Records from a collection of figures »
************

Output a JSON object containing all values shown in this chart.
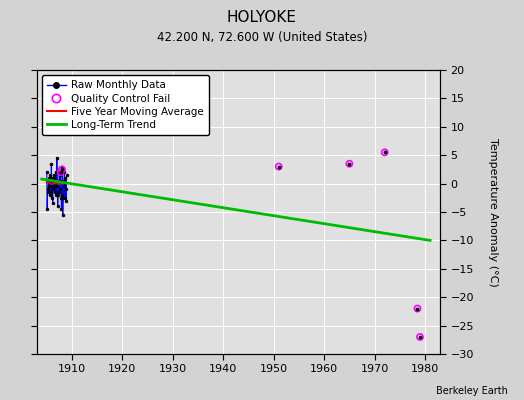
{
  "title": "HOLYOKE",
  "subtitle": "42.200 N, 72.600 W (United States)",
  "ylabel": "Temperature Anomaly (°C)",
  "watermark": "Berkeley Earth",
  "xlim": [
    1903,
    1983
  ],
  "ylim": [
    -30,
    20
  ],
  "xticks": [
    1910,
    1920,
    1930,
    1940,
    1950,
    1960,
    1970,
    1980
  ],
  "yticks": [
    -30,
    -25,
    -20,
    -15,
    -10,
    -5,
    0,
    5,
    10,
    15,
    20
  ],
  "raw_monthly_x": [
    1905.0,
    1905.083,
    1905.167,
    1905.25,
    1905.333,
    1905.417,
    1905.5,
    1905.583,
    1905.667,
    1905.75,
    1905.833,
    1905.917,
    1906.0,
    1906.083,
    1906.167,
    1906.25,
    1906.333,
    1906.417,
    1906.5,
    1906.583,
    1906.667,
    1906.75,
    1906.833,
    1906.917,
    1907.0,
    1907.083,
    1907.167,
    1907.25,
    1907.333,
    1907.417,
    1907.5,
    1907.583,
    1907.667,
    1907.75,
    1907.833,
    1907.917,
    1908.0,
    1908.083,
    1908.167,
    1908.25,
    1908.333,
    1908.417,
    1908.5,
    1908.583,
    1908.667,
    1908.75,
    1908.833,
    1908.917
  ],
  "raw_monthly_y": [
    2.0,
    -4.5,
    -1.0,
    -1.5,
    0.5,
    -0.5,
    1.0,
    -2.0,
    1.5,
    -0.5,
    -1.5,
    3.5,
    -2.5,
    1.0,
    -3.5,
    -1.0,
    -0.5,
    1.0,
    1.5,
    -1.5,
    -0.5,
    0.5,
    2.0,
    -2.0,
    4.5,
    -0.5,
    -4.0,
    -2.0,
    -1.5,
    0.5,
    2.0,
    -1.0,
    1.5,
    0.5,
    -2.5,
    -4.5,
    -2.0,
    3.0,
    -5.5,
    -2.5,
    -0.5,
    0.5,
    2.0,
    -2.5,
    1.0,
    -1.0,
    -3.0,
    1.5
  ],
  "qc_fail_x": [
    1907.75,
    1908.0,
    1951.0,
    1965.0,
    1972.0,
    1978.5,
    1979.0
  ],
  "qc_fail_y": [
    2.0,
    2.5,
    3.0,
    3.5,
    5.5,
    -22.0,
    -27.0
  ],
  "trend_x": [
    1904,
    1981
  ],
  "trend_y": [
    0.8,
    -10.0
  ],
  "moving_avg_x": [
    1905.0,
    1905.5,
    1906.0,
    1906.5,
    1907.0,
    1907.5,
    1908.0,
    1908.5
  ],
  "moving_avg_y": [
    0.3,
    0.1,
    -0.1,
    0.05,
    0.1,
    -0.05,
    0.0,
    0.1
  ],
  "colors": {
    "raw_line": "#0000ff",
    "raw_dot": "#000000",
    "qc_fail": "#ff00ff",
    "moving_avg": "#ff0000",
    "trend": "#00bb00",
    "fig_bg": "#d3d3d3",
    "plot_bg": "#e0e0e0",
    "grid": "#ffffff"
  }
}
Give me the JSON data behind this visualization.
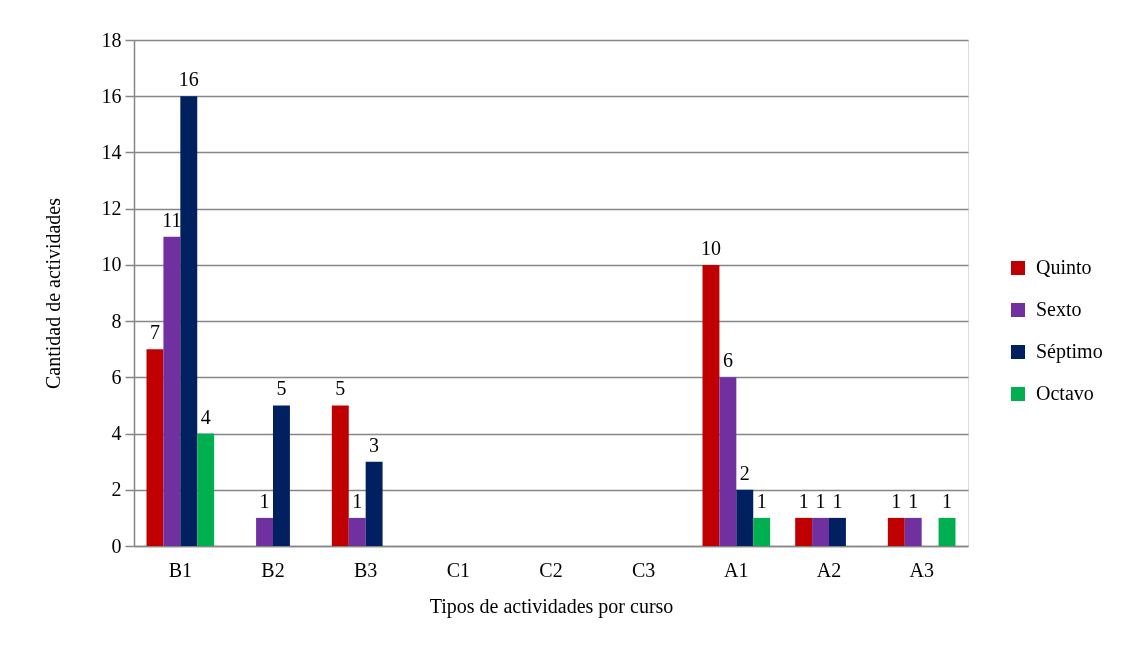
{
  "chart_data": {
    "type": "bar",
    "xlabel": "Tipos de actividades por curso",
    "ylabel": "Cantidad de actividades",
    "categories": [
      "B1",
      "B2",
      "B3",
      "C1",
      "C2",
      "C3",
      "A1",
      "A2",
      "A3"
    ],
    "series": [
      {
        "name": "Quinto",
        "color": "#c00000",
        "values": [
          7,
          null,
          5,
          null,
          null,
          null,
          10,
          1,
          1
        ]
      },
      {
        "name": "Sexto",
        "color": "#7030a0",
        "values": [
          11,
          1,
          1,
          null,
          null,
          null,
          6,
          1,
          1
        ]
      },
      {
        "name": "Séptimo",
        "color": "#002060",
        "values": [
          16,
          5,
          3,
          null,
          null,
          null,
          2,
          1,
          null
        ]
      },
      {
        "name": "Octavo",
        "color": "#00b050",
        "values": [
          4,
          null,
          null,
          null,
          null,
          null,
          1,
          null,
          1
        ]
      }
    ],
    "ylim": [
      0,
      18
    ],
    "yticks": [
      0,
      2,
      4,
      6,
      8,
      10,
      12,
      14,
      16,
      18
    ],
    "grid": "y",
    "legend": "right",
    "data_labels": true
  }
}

************

Return each line of the data, keeping its wording exact and omitting pictures.

THE RESPONSE »
Output a JSON object containing all values shown in this chart.
{
  "title": "HOLYOKE",
  "subtitle": "42.200 N, 72.600 W (United States)",
  "ylabel": "Temperature Anomaly (°C)",
  "watermark": "Berkeley Earth",
  "xlim": [
    1903,
    1983
  ],
  "ylim": [
    -30,
    20
  ],
  "xticks": [
    1910,
    1920,
    1930,
    1940,
    1950,
    1960,
    1970,
    1980
  ],
  "yticks": [
    -30,
    -25,
    -20,
    -15,
    -10,
    -5,
    0,
    5,
    10,
    15,
    20
  ],
  "raw_monthly_x": [
    1905.0,
    1905.083,
    1905.167,
    1905.25,
    1905.333,
    1905.417,
    1905.5,
    1905.583,
    1905.667,
    1905.75,
    1905.833,
    1905.917,
    1906.0,
    1906.083,
    1906.167,
    1906.25,
    1906.333,
    1906.417,
    1906.5,
    1906.583,
    1906.667,
    1906.75,
    1906.833,
    1906.917,
    1907.0,
    1907.083,
    1907.167,
    1907.25,
    1907.333,
    1907.417,
    1907.5,
    1907.583,
    1907.667,
    1907.75,
    1907.833,
    1907.917,
    1908.0,
    1908.083,
    1908.167,
    1908.25,
    1908.333,
    1908.417,
    1908.5,
    1908.583,
    1908.667,
    1908.75,
    1908.833,
    1908.917
  ],
  "raw_monthly_y": [
    2.0,
    -4.5,
    -1.0,
    -1.5,
    0.5,
    -0.5,
    1.0,
    -2.0,
    1.5,
    -0.5,
    -1.5,
    3.5,
    -2.5,
    1.0,
    -3.5,
    -1.0,
    -0.5,
    1.0,
    1.5,
    -1.5,
    -0.5,
    0.5,
    2.0,
    -2.0,
    4.5,
    -0.5,
    -4.0,
    -2.0,
    -1.5,
    0.5,
    2.0,
    -1.0,
    1.5,
    0.5,
    -2.5,
    -4.5,
    -2.0,
    3.0,
    -5.5,
    -2.5,
    -0.5,
    0.5,
    2.0,
    -2.5,
    1.0,
    -1.0,
    -3.0,
    1.5
  ],
  "qc_fail_x": [
    1907.75,
    1908.0,
    1951.0,
    1965.0,
    1972.0,
    1978.5,
    1979.0
  ],
  "qc_fail_y": [
    2.0,
    2.5,
    3.0,
    3.5,
    5.5,
    -22.0,
    -27.0
  ],
  "trend_x": [
    1904,
    1981
  ],
  "trend_y": [
    0.8,
    -10.0
  ],
  "moving_avg_x": [
    1905.0,
    1905.5,
    1906.0,
    1906.5,
    1907.0,
    1907.5,
    1908.0,
    1908.5
  ],
  "moving_avg_y": [
    0.3,
    0.1,
    -0.1,
    0.05,
    0.1,
    -0.05,
    0.0,
    0.1
  ],
  "colors": {
    "raw_line": "#0000ff",
    "raw_dot": "#000000",
    "qc_fail": "#ff00ff",
    "moving_avg": "#ff0000",
    "trend": "#00bb00",
    "fig_bg": "#d3d3d3",
    "plot_bg": "#e0e0e0",
    "grid": "#ffffff"
  }
}
Give me the JSON data behind this visualization.
{
  "chart_data": {
    "type": "bar",
    "xlabel": "Tipos de actividades por curso",
    "ylabel": "Cantidad de actividades",
    "categories": [
      "B1",
      "B2",
      "B3",
      "C1",
      "C2",
      "C3",
      "A1",
      "A2",
      "A3"
    ],
    "series": [
      {
        "name": "Quinto",
        "color": "#c00000",
        "values": [
          7,
          null,
          5,
          null,
          null,
          null,
          10,
          1,
          1
        ]
      },
      {
        "name": "Sexto",
        "color": "#7030a0",
        "values": [
          11,
          1,
          1,
          null,
          null,
          null,
          6,
          1,
          1
        ]
      },
      {
        "name": "Séptimo",
        "color": "#002060",
        "values": [
          16,
          5,
          3,
          null,
          null,
          null,
          2,
          1,
          null
        ]
      },
      {
        "name": "Octavo",
        "color": "#00b050",
        "values": [
          4,
          null,
          null,
          null,
          null,
          null,
          1,
          null,
          1
        ]
      }
    ],
    "ylim": [
      0,
      18
    ],
    "yticks": [
      0,
      2,
      4,
      6,
      8,
      10,
      12,
      14,
      16,
      18
    ],
    "grid": "y",
    "legend": "right",
    "data_labels": true
  }
}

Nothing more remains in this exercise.